Tarefas a realizar:
1. Reproduza a parte do texto que abre com as palavras "No acórdão arbitral" e fecha com "veio a proferir.", trocando "documentos" por "elementos".
2. Segundo o texto, em que data foi celebrado o contrato promessa entre a EPAL e a G…?

No acórdão arbitral faz-se referência ao aditamento na página 7 e, na alínea 222a dos factos assentes, deu-se como reproduzido conteúdo de todos os documentos juntos aos autos pelas partes até essa data.
Não há, pois, omissão de factos na medida em que estes se reconduzem aos documentos, o que ocorre é uma prática processual deficiente, que os tribunais superiores têm vindo a censurar aos tribunais de 1ª instância, aliás com razão, mas que deve ser respeitada quando é utilizada.
Quer isto significar que todos os factos em causa estavam à disposição do tribunal arbitral quando fundamentou a decisão que veio a proferir.
O objecto do litígio consistia em "Determinar se assiste ou não à Requerente o direito de resolução do contrato promessa celebrado entre a EPAL – Empresa Portuguesa das Águas Livres, S.A., e a G…, em 27-12-1993, com as alterações constantes das Adendas e Aditamentos de 08-08-1997, 09-03-2000 e 19-05-2001" (cfr. o facto n.° 2 supra).
O dever de fundamentar previsto no n.° 3 do art.° 23° e na al. d) do n.° 1 do art.° 27° da Lei n.° 31/86, de 29 de Agosto, corresponde a idêntico dever previsto na al. b) do n.° 1 do art.° 668° do Código de Processo Civil, não se descortinando razões que permitam estabelecer um âmbito de previsão diverso.
A jurisprudência do Supremo Tribunal de Justiça tem sido uniforme, ao longo de muitos anos, no sentido de que "a falta de motivação a que alude a alínea b) do n° 1 do art. 668° do Código de Processo Civil, motivo de nulidade da decisão, é a total omissão dos fundamentos de facto ou de direito em que assenta a decisão; uma especificação dessa matéria apenas incompleta ou deficiente não afecta o valor legal da sentença" (acórdão de 05-05-2005, processo n.° 839/05 da 7a secção, recentemente publicado em www.dgsi.pt. na sequência de inúmeros outros.
O que se verifica é que o tribunal arbitral tratou até muito exaustivamente a questão que constituía objecto do litígio num acórdão invulgarmente extenso, analisou com rigor os aspectos que considerou necessários à decisão e tirou as conclusões que vieram a obter vencimento.
Não estava o tribunal, de acordo com a jurisprudência, obrigado a considerar todos os argumentos aduzidos pelas partes, nem todos os factos ou todos os documentos. Se essa análise foi incompleta ou até deficiente – questão sobre a qual não nos pronunciamos porque é alheia a este tribunal – é algo que não releva em termos de violação do dever de fundamentação. Mas sempre se dirá, em termos gerais, que a análise de factos que as partes consideram relevantes para a boa decisão da causa está sempre dependente da concordância do tribunal a tal respeito, bem ou mal, sob pena de frequente dispersão com argumentos secundários ou irrelevantes, prejudiciais à questão ou questões que constituem o objecto dos litígios.
Conclui-se, assim, que não há completa omissão dos fundamentos de facto ou de direito no acórdão proferido pelo tribunal arbitral, e assim sendo não ocorre justificação para a sua anulação.».

Registos da listagem:
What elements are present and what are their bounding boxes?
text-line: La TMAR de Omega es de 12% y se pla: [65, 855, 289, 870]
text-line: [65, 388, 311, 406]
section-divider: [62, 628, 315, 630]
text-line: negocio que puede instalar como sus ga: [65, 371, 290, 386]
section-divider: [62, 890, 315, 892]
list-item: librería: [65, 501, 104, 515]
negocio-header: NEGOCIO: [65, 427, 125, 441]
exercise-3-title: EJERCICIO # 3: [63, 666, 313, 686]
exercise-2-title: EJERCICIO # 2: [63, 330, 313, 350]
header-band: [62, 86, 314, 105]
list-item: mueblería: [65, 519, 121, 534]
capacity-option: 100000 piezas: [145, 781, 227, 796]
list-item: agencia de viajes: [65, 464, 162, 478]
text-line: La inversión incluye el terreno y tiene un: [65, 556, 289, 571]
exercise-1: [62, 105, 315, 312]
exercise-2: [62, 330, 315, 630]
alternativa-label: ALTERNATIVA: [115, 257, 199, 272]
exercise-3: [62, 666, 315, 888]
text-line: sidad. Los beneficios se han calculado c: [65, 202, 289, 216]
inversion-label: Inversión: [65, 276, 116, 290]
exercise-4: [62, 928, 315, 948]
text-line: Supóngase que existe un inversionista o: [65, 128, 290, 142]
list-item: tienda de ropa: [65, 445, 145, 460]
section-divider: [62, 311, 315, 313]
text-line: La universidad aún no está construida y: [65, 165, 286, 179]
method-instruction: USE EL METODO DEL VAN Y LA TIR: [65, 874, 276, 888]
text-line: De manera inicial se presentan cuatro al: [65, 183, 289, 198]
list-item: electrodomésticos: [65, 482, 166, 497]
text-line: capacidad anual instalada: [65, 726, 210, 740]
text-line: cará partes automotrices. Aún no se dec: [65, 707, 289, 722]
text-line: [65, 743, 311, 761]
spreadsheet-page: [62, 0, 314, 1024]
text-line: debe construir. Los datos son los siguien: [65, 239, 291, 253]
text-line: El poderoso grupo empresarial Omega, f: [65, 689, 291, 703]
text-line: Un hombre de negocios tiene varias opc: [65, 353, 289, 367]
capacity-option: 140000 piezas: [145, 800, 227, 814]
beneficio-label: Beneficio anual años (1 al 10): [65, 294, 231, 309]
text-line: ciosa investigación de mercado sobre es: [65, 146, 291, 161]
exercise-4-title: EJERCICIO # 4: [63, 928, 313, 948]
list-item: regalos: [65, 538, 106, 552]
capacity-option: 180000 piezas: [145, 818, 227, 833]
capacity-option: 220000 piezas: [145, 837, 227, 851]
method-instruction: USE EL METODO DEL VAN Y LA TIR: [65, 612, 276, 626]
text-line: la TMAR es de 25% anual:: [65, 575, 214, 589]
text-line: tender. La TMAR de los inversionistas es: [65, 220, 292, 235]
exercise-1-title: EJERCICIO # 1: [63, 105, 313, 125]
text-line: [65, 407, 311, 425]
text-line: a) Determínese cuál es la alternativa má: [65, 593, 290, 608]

Resultados:
1.
No acórdão arbitral faz-se referência ao aditamento na página 7 e, na alínea 222a dos factos assentes, deu-se como reproduzido conteúdo de todos os elementos juntos aos autos pelas partes até essa data.
Não há, pois, omissão de factos na medida em que estes se reconduzem aos elementos, o que ocorre é uma prática processual deficiente, que os tribunais superiores têm vindo a censurar aos tribunais de 1ª instância, aliás com razão, mas que deve ser respeitada quando é utilizada.
Quer isto significar que todos os factos em causa estavam à disposição do tribunal arbitral quando fundamentou a decisão que veio a proferir.

2. Em 27-12-1993.